MATERIAL FOR THIS EXERCISE start
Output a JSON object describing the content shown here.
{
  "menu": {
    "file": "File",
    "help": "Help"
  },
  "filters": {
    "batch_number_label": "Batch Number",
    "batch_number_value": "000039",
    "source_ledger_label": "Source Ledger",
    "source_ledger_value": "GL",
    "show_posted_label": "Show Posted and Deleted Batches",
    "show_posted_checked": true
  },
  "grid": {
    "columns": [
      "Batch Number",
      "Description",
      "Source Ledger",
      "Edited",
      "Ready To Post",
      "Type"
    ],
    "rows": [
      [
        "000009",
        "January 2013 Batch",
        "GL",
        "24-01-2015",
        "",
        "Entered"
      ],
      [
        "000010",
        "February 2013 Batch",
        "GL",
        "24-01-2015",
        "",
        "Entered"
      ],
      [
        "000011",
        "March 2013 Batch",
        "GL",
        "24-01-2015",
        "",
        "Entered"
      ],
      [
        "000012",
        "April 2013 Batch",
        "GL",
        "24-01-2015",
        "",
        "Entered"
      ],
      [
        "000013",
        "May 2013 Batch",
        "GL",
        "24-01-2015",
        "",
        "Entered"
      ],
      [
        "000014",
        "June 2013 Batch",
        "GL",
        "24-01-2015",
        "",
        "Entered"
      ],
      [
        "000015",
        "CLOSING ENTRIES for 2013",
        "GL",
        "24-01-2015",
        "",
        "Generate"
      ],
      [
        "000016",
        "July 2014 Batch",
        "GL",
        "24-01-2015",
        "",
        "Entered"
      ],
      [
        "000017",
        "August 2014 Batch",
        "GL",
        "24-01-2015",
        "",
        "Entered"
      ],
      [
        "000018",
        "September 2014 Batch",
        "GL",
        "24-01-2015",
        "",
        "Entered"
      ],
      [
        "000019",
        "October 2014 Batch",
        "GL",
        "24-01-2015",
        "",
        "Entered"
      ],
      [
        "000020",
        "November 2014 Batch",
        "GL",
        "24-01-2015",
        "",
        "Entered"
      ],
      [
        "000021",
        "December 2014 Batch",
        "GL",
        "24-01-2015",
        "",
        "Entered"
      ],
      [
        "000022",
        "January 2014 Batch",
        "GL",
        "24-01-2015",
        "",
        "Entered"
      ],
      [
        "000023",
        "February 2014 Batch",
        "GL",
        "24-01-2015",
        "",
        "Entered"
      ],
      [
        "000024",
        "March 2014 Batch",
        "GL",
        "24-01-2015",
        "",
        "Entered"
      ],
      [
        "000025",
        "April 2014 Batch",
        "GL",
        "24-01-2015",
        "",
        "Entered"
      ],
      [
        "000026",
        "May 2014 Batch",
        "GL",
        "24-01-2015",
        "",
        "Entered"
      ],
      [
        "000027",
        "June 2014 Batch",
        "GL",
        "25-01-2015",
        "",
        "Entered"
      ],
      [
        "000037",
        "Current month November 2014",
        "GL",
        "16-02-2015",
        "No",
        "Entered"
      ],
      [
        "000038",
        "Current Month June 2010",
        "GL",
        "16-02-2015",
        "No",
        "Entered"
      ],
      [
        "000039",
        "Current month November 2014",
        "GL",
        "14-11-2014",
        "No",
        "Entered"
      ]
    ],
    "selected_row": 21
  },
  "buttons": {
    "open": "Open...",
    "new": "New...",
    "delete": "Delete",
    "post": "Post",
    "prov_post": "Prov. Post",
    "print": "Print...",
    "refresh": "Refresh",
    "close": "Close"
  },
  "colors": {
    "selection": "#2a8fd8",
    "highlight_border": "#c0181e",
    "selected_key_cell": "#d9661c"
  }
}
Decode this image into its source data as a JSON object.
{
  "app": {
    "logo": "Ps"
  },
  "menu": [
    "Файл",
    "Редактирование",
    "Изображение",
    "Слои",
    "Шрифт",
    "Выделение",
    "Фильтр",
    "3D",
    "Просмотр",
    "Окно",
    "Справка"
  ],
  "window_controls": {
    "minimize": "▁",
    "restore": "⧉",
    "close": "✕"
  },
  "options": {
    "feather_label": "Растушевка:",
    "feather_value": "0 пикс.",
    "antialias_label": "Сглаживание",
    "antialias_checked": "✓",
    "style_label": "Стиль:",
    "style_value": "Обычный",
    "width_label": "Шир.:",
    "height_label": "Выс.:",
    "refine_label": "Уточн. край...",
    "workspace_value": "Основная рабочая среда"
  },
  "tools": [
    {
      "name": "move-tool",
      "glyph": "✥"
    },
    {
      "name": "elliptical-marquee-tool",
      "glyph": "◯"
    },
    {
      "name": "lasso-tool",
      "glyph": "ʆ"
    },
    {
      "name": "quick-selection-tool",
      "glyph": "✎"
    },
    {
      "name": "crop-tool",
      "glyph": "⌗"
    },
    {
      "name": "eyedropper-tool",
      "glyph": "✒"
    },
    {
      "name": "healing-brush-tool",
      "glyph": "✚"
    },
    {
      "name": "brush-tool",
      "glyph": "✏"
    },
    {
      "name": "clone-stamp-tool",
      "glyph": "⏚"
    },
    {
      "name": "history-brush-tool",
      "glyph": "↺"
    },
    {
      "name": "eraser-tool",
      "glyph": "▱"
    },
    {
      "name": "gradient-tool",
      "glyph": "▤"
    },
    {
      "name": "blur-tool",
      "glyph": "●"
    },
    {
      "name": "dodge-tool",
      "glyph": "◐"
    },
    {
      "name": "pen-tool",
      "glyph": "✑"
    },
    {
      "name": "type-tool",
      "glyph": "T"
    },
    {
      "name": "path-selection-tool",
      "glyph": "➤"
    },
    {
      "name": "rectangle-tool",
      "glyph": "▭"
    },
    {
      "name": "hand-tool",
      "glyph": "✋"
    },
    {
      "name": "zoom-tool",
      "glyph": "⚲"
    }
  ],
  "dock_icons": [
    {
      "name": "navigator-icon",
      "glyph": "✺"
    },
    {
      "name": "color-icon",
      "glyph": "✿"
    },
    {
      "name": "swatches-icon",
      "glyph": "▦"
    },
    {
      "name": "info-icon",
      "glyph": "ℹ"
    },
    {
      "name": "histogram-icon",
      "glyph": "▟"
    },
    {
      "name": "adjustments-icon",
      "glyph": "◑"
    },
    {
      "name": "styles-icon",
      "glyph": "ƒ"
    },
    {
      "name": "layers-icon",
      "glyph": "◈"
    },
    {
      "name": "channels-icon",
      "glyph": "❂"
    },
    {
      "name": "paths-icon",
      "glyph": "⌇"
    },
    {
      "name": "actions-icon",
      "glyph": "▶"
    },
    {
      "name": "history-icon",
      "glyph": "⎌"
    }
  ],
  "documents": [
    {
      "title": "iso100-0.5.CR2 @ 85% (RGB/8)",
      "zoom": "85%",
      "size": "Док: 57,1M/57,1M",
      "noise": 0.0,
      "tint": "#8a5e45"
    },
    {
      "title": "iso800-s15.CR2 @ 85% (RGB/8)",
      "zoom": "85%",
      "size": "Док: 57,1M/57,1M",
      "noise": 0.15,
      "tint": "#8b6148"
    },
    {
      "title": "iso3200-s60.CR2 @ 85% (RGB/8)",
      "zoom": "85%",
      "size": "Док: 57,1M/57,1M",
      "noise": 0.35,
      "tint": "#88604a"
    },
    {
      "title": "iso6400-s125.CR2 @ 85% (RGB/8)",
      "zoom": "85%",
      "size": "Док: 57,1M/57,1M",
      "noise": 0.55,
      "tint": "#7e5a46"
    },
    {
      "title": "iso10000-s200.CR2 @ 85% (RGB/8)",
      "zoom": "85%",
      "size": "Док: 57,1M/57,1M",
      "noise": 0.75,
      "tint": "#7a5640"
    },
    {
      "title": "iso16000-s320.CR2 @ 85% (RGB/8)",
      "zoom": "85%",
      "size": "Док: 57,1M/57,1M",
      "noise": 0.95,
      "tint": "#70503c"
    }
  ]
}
MATERIAL FOR THIS EXERCISE end
Transcribe every entry exactly, omitting nothing.

Output a JSON object describing the content shown here.
{
  "menu": {
    "file": "File",
    "help": "Help"
  },
  "filters": {
    "batch_number_label": "Batch Number",
    "batch_number_value": "000039",
    "source_ledger_label": "Source Ledger",
    "source_ledger_value": "GL",
    "show_posted_label": "Show Posted and Deleted Batches",
    "show_posted_checked": true
  },
  "grid": {
    "columns": [
      "Batch Number",
      "Description",
      "Source Ledger",
      "Edited",
      "Ready To Post",
      "Type"
    ],
    "rows": [
      [
        "000009",
        "January 2013 Batch",
        "GL",
        "24-01-2015",
        "",
        "Entered"
      ],
      [
        "000010",
        "February 2013 Batch",
        "GL",
        "24-01-2015",
        "",
        "Entered"
      ],
      [
        "000011",
        "March 2013 Batch",
        "GL",
        "24-01-2015",
        "",
        "Entered"
      ],
      [
        "000012",
        "April 2013 Batch",
        "GL",
        "24-01-2015",
        "",
        "Entered"
      ],
      [
        "000013",
        "May 2013 Batch",
        "GL",
        "24-01-2015",
        "",
        "Entered"
      ],
      [
        "000014",
        "June 2013 Batch",
        "GL",
        "24-01-2015",
        "",
        "Entered"
      ],
      [
        "000015",
        "CLOSING ENTRIES for 2013",
        "GL",
        "24-01-2015",
        "",
        "Generate"
      ],
      [
        "000016",
        "July 2014 Batch",
        "GL",
        "24-01-2015",
        "",
        "Entered"
      ],
      [
        "000017",
        "August 2014 Batch",
        "GL",
        "24-01-2015",
        "",
        "Entered"
      ],
      [
        "000018",
        "September 2014 Batch",
        "GL",
        "24-01-2015",
        "",
        "Entered"
      ],
      [
        "000019",
        "October 2014 Batch",
        "GL",
        "24-01-2015",
        "",
        "Entered"
      ],
      [
        "000020",
        "November 2014 Batch",
        "GL",
        "24-01-2015",
        "",
        "Entered"
      ],
      [
        "000021",
        "December 2014 Batch",
        "GL",
        "24-01-2015",
        "",
        "Entered"
      ],
      [
        "000022",
        "January 2014 Batch",
        "GL",
        "24-01-2015",
        "",
        "Entered"
      ],
      [
        "000023",
        "February 2014 Batch",
        "GL",
        "24-01-2015",
        "",
        "Entered"
      ],
      [
        "000024",
        "March 2014 Batch",
        "GL",
        "24-01-2015",
        "",
        "Entered"
      ],
      [
        "000025",
        "April 2014 Batch",
        "GL",
        "24-01-2015",
        "",
        "Entered"
      ],
      [
        "000026",
        "May 2014 Batch",
        "GL",
        "24-01-2015",
        "",
        "Entered"
      ],
      [
        "000027",
        "June 2014 Batch",
        "GL",
        "25-01-2015",
        "",
        "Entered"
      ],
      [
        "000037",
        "Current month November 2014",
        "GL",
        "16-02-2015",
        "No",
        "Entered"
      ],
      [
        "000038",
        "Current Month June 2010",
        "GL",
        "16-02-2015",
        "No",
        "Entered"
      ],
      [
        "000039",
        "Current month November 2014",
        "GL",
        "14-11-2014",
        "No",
        "Entered"
      ]
    ],
    "selected_row": 21
  },
  "buttons": {
    "open": "Open...",
    "new": "New...",
    "delete": "Delete",
    "post": "Post",
    "prov_post": "Prov. Post",
    "print": "Print...",
    "refresh": "Refresh",
    "close": "Close"
  },
  "colors": {
    "selection": "#2a8fd8",
    "highlight_border": "#c0181e",
    "selected_key_cell": "#d9661c"
  }
}
Decode this image into its source data as a JSON object.
{
  "app": {
    "logo": "Ps"
  },
  "menu": [
    "Файл",
    "Редактирование",
    "Изображение",
    "Слои",
    "Шрифт",
    "Выделение",
    "Фильтр",
    "3D",
    "Просмотр",
    "Окно",
    "Справка"
  ],
  "window_controls": {
    "minimize": "▁",
    "restore": "⧉",
    "close": "✕"
  },
  "options": {
    "feather_label": "Растушевка:",
    "feather_value": "0 пикс.",
    "antialias_label": "Сглаживание",
    "antialias_checked": "✓",
    "style_label": "Стиль:",
    "style_value": "Обычный",
    "width_label": "Шир.:",
    "height_label": "Выс.:",
    "refine_label": "Уточн. край...",
    "workspace_value": "Основная рабочая среда"
  },
  "tools": [
    {
      "name": "move-tool",
      "glyph": "✥"
    },
    {
      "name": "elliptical-marquee-tool",
      "glyph": "◯"
    },
    {
      "name": "lasso-tool",
      "glyph": "ʆ"
    },
    {
      "name": "quick-selection-tool",
      "glyph": "✎"
    },
    {
      "name": "crop-tool",
      "glyph": "⌗"
    },
    {
      "name": "eyedropper-tool",
      "glyph": "✒"
    },
    {
      "name": "healing-brush-tool",
      "glyph": "✚"
    },
    {
      "name": "brush-tool",
      "glyph": "✏"
    },
    {
      "name": "clone-stamp-tool",
      "glyph": "⏚"
    },
    {
      "name": "history-brush-tool",
      "glyph": "↺"
    },
    {
      "name": "eraser-tool",
      "glyph": "▱"
    },
    {
      "name": "gradient-tool",
      "glyph": "▤"
    },
    {
      "name": "blur-tool",
      "glyph": "●"
    },
    {
      "name": "dodge-tool",
      "glyph": "◐"
    },
    {
      "name": "pen-tool",
      "glyph": "✑"
    },
    {
      "name": "type-tool",
      "glyph": "T"
    },
    {
      "name": "path-selection-tool",
      "glyph": "➤"
    },
    {
      "name": "rectangle-tool",
      "glyph": "▭"
    },
    {
      "name": "hand-tool",
      "glyph": "✋"
    },
    {
      "name": "zoom-tool",
      "glyph": "⚲"
    }
  ],
  "dock_icons": [
    {
      "name": "navigator-icon",
      "glyph": "✺"
    },
    {
      "name": "color-icon",
      "glyph": "✿"
    },
    {
      "name": "swatches-icon",
      "glyph": "▦"
    },
    {
      "name": "info-icon",
      "glyph": "ℹ"
    },
    {
      "name": "histogram-icon",
      "glyph": "▟"
    },
    {
      "name": "adjustments-icon",
      "glyph": "◑"
    },
    {
      "name": "styles-icon",
      "glyph": "ƒ"
    },
    {
      "name": "layers-icon",
      "glyph": "◈"
    },
    {
      "name": "channels-icon",
      "glyph": "❂"
    },
    {
      "name": "paths-icon",
      "glyph": "⌇"
    },
    {
      "name": "actions-icon",
      "glyph": "▶"
    },
    {
      "name": "history-icon",
      "glyph": "⎌"
    }
  ],
  "documents": [
    {
      "title": "iso100-0.5.CR2 @ 85% (RGB/8)",
      "zoom": "85%",
      "size": "Док: 57,1M/57,1M",
      "noise": 0.0,
      "tint": "#8a5e45"
    },
    {
      "title": "iso800-s15.CR2 @ 85% (RGB/8)",
      "zoom": "85%",
      "size": "Док: 57,1M/57,1M",
      "noise": 0.15,
      "tint": "#8b6148"
    },
    {
      "title": "iso3200-s60.CR2 @ 85% (RGB/8)",
      "zoom": "85%",
      "size": "Док: 57,1M/57,1M",
      "noise": 0.35,
      "tint": "#88604a"
    },
    {
      "title": "iso6400-s125.CR2 @ 85% (RGB/8)",
      "zoom": "85%",
      "size": "Док: 57,1M/57,1M",
      "noise": 0.55,
      "tint": "#7e5a46"
    },
    {
      "title": "iso10000-s200.CR2 @ 85% (RGB/8)",
      "zoom": "85%",
      "size": "Док: 57,1M/57,1M",
      "noise": 0.75,
      "tint": "#7a5640"
    },
    {
      "title": "iso16000-s320.CR2 @ 85% (RGB/8)",
      "zoom": "85%",
      "size": "Док: 57,1M/57,1M",
      "noise": 0.95,
      "tint": "#70503c"
    }
  ]
}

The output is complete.